Records that describe figures
+---+
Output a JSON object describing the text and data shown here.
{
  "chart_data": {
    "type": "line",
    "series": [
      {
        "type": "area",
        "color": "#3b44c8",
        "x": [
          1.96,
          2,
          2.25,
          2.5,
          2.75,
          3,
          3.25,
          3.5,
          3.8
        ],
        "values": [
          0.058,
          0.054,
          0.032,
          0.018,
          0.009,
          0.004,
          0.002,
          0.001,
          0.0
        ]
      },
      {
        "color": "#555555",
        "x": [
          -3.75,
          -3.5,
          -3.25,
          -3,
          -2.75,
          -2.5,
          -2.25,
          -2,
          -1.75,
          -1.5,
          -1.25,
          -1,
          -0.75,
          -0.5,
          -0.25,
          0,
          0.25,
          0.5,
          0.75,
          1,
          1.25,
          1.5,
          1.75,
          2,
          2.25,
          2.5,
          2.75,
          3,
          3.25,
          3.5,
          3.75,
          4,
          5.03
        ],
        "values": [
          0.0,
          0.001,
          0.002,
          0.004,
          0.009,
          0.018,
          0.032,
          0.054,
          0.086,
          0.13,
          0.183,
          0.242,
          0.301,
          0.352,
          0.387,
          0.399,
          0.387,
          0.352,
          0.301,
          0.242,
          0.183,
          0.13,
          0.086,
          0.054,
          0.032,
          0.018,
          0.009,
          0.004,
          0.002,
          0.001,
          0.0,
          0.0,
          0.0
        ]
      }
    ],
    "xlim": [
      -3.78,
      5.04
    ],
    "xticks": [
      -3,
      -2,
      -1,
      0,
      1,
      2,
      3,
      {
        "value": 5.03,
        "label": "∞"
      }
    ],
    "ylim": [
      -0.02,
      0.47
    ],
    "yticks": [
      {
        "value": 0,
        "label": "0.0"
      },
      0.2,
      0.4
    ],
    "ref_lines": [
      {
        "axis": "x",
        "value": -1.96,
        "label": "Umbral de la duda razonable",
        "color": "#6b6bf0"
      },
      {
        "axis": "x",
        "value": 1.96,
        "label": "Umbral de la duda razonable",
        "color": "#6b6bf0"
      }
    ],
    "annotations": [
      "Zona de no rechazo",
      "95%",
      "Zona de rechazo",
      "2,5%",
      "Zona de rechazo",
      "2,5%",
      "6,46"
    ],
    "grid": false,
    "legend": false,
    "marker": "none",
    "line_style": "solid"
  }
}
+---+
- What the task requires
Of the lines in the listing, how many hold the word "label"? Nothing but the number is needed.

- The solution
4